___ INFORMATION GIVEN
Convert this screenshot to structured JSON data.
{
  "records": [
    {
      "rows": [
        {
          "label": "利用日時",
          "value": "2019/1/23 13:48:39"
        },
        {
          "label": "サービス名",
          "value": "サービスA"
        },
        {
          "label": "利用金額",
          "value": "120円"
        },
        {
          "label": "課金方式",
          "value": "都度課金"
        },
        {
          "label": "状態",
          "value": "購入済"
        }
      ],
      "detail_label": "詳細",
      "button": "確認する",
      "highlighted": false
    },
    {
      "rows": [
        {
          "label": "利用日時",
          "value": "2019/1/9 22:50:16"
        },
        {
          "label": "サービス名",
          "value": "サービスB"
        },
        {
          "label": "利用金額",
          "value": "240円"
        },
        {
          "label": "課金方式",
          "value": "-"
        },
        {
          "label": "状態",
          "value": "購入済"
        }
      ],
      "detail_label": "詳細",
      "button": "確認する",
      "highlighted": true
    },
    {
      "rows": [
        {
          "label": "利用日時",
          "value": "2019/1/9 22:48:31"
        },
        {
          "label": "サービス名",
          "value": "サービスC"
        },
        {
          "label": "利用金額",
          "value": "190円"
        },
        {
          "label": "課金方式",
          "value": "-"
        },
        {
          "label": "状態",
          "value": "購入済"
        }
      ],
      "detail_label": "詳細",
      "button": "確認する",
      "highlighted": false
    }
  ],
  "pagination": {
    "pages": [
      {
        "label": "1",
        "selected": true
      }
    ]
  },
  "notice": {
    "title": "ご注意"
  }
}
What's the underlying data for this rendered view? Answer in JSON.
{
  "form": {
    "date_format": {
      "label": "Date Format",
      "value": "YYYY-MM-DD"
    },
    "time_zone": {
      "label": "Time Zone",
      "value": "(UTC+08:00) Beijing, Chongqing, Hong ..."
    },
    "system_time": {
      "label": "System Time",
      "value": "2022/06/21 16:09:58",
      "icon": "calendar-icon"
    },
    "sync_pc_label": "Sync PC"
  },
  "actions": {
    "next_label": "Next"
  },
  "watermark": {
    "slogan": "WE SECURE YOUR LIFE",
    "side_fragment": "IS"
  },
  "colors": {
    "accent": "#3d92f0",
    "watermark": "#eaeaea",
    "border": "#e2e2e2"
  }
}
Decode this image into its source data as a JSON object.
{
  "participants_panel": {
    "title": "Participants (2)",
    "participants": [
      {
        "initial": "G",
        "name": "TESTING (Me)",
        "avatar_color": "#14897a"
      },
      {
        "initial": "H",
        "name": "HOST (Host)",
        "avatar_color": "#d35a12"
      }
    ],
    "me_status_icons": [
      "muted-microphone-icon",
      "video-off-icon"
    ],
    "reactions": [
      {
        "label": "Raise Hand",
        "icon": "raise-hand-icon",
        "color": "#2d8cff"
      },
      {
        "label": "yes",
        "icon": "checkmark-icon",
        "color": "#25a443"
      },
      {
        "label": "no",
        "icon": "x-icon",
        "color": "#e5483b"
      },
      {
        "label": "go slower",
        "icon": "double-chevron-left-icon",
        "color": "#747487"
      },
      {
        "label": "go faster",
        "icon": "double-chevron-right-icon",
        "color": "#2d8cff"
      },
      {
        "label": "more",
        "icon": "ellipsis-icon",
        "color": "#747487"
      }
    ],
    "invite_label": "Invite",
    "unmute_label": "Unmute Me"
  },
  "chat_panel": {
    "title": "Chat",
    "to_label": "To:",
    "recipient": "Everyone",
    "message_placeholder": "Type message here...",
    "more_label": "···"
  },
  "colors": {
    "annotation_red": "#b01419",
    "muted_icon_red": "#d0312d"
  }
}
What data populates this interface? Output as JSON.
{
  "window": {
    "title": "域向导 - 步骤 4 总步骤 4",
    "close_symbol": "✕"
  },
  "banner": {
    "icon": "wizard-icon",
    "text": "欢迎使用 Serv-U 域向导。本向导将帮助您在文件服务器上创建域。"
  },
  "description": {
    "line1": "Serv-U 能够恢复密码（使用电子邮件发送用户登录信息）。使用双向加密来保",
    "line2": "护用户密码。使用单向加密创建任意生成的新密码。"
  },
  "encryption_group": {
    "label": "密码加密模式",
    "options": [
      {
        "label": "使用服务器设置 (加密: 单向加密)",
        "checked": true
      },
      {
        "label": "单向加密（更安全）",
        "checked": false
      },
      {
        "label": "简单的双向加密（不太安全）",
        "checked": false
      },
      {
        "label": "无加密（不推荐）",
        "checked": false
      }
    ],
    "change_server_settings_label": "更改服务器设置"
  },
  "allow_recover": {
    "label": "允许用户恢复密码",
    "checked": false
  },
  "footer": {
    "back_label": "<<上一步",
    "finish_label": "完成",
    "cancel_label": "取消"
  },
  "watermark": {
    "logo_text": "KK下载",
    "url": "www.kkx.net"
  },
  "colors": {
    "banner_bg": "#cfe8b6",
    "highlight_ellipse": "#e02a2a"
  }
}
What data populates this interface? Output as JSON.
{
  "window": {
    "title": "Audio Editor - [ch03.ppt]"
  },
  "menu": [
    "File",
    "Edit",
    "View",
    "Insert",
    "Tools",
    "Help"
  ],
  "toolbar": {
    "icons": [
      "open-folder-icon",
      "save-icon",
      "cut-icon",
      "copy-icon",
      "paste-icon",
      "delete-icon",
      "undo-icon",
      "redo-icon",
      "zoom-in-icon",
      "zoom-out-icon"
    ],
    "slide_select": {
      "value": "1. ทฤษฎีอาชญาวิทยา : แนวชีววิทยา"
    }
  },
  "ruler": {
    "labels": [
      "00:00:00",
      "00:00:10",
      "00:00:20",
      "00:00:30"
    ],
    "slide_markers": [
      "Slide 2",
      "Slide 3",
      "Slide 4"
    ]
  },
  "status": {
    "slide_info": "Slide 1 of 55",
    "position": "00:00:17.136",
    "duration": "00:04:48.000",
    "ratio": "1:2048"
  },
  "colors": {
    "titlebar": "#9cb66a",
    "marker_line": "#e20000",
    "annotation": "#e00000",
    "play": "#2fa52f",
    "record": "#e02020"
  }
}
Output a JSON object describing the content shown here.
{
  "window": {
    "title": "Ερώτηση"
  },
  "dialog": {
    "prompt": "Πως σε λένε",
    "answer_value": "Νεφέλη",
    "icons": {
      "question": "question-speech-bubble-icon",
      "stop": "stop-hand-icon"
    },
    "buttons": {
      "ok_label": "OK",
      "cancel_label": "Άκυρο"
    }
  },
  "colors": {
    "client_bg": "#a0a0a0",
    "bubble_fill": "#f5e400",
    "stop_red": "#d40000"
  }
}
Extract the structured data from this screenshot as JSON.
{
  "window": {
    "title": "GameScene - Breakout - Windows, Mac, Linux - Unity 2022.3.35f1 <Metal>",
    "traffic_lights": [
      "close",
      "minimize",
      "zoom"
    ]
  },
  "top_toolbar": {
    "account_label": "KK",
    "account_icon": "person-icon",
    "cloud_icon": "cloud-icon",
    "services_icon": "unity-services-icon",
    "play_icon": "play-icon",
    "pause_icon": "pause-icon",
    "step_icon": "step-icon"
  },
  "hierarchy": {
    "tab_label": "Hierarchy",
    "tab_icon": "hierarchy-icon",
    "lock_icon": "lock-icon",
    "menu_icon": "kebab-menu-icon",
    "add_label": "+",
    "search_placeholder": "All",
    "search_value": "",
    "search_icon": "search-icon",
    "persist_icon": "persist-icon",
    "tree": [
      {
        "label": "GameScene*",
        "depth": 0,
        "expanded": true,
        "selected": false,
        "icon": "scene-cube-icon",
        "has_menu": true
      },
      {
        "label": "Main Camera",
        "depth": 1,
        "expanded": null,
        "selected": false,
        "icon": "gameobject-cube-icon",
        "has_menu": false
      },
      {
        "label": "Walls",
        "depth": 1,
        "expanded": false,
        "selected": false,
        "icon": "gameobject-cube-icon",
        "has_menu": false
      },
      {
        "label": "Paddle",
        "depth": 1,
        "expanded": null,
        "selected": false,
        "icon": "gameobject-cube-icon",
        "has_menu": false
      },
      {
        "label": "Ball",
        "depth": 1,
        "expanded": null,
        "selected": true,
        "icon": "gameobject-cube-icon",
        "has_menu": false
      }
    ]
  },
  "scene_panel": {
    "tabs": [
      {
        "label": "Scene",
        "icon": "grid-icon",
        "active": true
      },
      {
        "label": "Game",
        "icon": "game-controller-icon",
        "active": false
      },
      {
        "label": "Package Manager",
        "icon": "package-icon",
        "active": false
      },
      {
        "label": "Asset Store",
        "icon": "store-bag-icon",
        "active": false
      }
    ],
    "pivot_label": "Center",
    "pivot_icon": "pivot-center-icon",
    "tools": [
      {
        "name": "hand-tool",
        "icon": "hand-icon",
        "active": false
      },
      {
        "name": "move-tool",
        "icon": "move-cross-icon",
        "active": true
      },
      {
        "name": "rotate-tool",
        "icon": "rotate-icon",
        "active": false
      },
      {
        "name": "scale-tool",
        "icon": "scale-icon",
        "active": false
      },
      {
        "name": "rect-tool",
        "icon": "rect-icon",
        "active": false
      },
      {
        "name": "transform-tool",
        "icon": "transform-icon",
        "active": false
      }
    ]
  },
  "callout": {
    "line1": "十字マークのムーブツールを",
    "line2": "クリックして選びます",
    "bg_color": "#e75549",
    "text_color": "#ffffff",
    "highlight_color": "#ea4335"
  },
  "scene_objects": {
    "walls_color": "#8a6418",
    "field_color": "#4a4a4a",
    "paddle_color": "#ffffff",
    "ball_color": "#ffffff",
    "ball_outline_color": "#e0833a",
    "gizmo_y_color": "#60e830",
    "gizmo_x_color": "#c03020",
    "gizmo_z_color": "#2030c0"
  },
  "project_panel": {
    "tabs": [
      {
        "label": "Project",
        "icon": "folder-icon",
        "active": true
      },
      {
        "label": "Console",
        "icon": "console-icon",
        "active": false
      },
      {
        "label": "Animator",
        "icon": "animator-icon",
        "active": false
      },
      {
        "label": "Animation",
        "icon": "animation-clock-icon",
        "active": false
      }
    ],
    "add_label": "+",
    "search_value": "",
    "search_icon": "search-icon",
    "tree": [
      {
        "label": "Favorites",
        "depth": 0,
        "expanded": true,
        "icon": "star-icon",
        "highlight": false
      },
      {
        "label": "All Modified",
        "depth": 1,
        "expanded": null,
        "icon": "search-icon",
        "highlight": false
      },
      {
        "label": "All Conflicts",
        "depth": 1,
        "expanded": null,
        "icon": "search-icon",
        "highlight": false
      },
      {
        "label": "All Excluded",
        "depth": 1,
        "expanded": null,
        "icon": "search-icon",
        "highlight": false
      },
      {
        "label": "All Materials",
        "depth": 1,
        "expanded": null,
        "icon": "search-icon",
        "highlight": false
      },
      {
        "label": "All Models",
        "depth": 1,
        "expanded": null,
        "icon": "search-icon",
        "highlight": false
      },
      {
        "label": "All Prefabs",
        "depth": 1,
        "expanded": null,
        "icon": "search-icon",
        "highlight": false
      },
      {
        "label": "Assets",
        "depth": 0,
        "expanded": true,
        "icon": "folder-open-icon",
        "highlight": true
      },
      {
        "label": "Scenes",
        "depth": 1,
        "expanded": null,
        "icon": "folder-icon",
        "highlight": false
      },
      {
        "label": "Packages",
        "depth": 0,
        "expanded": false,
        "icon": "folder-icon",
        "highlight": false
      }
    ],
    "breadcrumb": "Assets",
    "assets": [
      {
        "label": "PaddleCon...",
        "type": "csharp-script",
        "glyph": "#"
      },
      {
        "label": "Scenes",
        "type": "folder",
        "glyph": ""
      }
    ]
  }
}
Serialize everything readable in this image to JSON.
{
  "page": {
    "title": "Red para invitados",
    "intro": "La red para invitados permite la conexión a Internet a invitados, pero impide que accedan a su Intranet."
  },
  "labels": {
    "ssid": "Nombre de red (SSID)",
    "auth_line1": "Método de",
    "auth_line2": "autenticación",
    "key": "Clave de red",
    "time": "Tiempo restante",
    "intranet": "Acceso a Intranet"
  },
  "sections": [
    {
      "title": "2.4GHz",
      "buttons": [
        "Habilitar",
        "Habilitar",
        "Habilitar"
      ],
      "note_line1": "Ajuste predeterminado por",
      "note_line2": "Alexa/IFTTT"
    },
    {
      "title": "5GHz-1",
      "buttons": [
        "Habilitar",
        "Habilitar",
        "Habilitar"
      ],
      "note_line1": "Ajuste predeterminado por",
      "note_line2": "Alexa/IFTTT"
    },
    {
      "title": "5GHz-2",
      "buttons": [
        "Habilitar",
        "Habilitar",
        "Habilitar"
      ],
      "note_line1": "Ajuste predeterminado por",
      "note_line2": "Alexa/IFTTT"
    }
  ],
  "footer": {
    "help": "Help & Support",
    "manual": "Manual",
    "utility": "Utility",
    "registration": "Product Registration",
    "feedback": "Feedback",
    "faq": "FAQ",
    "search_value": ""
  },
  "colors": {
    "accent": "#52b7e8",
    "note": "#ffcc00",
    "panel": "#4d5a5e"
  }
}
______
# WHAT YOU NEED TO DO
Of the lines in the material, how many hold the word "here"? Reply with the number only.

# WRITTEN RESPONSE
2